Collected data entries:
--------

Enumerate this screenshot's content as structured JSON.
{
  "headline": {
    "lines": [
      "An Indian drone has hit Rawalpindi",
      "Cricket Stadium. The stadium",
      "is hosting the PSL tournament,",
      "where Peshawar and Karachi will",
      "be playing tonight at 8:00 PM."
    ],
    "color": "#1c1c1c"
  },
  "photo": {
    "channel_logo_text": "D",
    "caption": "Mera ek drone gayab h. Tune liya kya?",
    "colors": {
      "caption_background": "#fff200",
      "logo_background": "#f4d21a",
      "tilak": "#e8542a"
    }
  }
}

--------

DIRECTION
Set down each entry again, unchanged.

TASK SOLUTION
Enumerate this screenshot's content as structured JSON.
{
  "headline": {
    "lines": [
      "An Indian drone has hit Rawalpindi",
      "Cricket Stadium. The stadium",
      "is hosting the PSL tournament,",
      "where Peshawar and Karachi will",
      "be playing tonight at 8:00 PM."
    ],
    "color": "#1c1c1c"
  },
  "photo": {
    "channel_logo_text": "D",
    "caption": "Mera ek drone gayab h. Tune liya kya?",
    "colors": {
      "caption_background": "#fff200",
      "logo_background": "#f4d21a",
      "tilak": "#e8542a"
    }
  }
}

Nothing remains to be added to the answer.